TASK TO COMPLETE:
Reproduce the material word for word, from its first line through the line containing "slicer-value: All bbox=[1122, 325, 1137, 337]", inclusive.

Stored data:

· · ·

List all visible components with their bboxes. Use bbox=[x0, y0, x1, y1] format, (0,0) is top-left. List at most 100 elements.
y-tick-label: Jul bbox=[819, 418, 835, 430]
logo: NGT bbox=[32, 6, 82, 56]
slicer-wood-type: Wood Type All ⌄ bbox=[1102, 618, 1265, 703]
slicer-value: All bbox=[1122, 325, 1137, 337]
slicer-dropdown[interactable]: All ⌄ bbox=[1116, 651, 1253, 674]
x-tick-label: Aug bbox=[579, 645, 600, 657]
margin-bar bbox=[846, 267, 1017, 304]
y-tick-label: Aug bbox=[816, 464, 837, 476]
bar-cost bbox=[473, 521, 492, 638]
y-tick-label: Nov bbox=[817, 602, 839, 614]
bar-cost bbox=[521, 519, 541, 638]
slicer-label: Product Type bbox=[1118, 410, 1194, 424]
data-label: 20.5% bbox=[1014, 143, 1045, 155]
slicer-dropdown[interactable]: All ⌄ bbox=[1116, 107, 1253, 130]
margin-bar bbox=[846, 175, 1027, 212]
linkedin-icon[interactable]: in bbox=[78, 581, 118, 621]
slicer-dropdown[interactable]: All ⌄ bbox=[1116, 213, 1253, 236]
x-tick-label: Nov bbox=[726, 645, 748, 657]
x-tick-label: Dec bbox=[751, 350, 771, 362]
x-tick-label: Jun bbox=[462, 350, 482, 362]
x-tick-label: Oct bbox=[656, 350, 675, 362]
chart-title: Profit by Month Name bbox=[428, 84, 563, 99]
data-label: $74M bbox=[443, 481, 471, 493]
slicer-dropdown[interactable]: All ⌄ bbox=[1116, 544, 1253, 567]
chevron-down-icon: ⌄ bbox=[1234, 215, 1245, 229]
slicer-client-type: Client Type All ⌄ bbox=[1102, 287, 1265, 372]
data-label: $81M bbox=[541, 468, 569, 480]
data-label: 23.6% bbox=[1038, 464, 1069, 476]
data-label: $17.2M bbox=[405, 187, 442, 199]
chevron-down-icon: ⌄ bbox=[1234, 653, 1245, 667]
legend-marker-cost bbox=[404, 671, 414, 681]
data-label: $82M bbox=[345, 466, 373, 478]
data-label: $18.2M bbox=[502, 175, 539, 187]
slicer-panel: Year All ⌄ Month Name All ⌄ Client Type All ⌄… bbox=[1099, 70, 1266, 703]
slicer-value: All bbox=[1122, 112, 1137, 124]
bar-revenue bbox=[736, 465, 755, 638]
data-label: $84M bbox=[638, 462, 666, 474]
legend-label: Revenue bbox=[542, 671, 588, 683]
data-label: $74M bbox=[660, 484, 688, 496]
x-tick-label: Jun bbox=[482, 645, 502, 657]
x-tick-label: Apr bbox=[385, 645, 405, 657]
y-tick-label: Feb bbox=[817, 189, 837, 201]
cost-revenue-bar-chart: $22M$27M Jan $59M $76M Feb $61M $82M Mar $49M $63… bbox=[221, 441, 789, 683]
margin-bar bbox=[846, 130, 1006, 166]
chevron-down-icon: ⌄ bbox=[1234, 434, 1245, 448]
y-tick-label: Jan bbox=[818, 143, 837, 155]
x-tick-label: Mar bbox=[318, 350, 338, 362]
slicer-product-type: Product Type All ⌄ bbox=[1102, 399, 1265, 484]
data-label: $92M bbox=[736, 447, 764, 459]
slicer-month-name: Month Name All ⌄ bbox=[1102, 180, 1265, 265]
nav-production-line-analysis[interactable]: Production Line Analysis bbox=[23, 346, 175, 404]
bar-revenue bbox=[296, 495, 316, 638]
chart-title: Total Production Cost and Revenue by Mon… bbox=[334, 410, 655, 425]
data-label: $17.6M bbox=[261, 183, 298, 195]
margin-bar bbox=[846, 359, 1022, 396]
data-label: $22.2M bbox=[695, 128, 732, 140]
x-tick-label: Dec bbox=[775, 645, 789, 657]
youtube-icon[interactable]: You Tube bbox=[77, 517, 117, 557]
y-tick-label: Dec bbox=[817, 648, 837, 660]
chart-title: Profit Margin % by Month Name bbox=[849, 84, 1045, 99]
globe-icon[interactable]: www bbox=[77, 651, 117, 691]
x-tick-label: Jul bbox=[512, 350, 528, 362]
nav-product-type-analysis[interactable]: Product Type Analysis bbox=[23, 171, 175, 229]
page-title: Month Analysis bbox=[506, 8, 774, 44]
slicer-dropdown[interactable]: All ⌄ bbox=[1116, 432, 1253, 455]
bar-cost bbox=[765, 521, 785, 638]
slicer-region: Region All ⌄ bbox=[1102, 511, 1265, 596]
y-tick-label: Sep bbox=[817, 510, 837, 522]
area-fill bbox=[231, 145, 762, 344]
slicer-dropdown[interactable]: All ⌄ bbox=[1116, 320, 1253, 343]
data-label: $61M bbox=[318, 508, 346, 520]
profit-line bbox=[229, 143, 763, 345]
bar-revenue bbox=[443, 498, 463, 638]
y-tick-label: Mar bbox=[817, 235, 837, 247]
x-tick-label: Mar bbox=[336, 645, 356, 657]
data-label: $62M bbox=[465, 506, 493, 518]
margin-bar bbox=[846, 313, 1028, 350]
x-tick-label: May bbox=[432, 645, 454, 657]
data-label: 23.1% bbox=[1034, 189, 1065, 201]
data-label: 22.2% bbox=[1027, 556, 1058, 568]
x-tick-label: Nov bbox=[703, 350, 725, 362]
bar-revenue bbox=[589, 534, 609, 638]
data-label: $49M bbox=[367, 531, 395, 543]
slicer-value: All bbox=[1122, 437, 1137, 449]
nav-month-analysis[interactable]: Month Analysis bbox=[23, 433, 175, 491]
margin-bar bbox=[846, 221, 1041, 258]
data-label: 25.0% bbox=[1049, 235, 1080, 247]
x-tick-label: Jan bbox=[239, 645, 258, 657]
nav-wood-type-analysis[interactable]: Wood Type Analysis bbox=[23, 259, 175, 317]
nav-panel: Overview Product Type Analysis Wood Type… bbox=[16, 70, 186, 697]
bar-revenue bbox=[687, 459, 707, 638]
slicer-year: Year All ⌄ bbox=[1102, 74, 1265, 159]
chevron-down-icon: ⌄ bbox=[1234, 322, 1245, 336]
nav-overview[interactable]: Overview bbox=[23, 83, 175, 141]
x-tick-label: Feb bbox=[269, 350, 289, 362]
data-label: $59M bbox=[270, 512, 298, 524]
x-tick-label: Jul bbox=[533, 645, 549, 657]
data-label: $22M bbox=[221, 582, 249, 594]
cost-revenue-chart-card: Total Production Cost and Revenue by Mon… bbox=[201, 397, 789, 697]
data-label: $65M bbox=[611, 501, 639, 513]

· · ·

EXPECTED OUTPUT:
List all visible components with their bboxes. Use bbox=[x0, y0, x1, y1] format, (0,0) is top-left. List at most 100 elements.
y-tick-label: Jul bbox=[819, 418, 835, 430]
logo: NGT bbox=[32, 6, 82, 56]
slicer-wood-type: Wood Type All ⌄ bbox=[1102, 618, 1265, 703]
slicer-value: All bbox=[1122, 325, 1137, 337]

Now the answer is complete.